## [EXERCISE MATERIAL]
========
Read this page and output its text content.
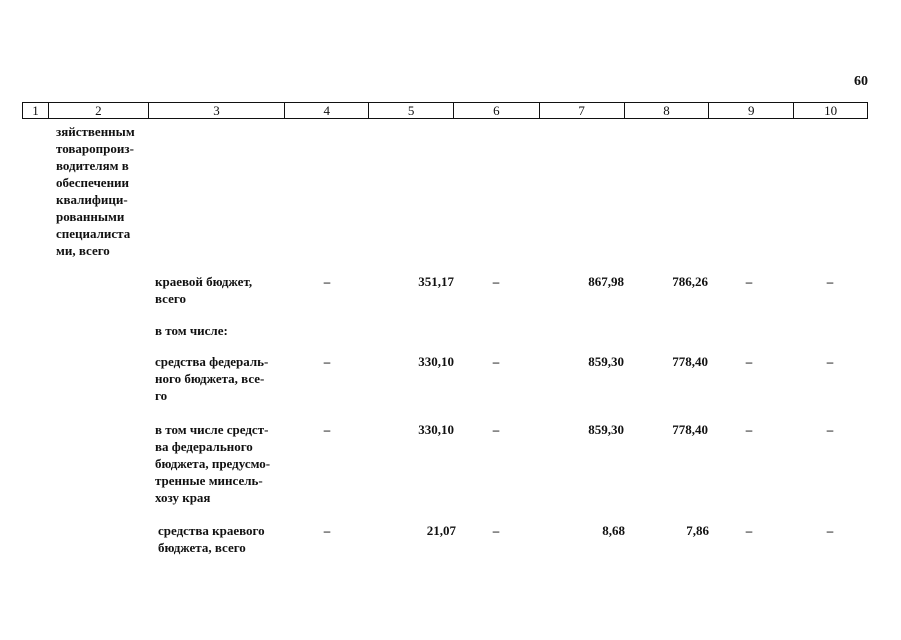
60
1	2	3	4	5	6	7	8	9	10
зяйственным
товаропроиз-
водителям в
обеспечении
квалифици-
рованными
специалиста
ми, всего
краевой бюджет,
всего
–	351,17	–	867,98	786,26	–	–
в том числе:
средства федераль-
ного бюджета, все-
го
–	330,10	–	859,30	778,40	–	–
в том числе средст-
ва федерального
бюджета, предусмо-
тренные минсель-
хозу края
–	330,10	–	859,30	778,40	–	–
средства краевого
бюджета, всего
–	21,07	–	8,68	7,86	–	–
========
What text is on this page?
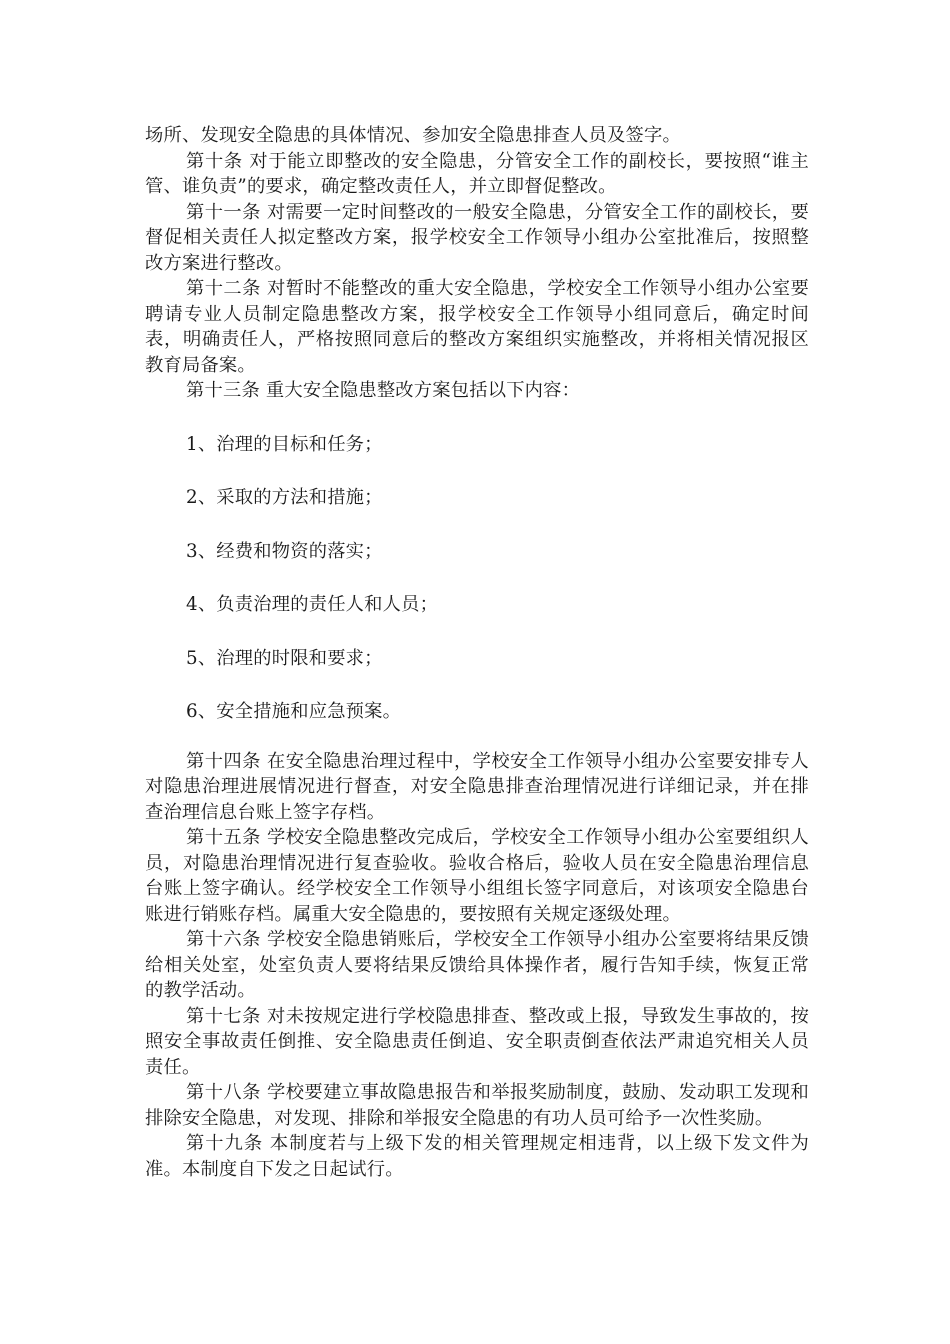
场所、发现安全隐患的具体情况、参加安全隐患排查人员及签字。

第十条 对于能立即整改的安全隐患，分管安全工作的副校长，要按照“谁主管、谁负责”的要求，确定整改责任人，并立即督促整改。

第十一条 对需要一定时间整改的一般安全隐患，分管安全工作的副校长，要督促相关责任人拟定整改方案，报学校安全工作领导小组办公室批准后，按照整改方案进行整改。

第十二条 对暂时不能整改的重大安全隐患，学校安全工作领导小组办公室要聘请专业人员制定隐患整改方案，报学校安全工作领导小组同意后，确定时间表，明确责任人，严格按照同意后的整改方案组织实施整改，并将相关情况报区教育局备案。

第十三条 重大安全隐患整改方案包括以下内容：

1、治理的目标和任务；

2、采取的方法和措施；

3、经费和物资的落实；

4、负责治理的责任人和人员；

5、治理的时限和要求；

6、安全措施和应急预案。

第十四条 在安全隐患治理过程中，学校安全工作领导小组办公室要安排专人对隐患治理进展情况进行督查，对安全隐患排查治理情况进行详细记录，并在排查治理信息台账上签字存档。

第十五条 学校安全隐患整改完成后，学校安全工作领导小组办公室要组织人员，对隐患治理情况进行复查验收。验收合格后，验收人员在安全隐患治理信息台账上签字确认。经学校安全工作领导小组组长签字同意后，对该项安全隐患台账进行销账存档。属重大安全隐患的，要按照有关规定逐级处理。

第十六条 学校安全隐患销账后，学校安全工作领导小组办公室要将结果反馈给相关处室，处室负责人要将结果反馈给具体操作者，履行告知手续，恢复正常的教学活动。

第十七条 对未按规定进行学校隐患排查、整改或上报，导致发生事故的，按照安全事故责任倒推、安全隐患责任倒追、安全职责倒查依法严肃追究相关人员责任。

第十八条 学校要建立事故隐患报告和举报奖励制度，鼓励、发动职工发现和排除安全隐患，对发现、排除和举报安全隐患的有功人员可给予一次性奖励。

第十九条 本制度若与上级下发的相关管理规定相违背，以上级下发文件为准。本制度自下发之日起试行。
========
## [DIRECTIONS]
Read through the entries and copy every line that includes "text".

## [FULL RESPONSE]
Read this page and output its text content.
What text is on this page?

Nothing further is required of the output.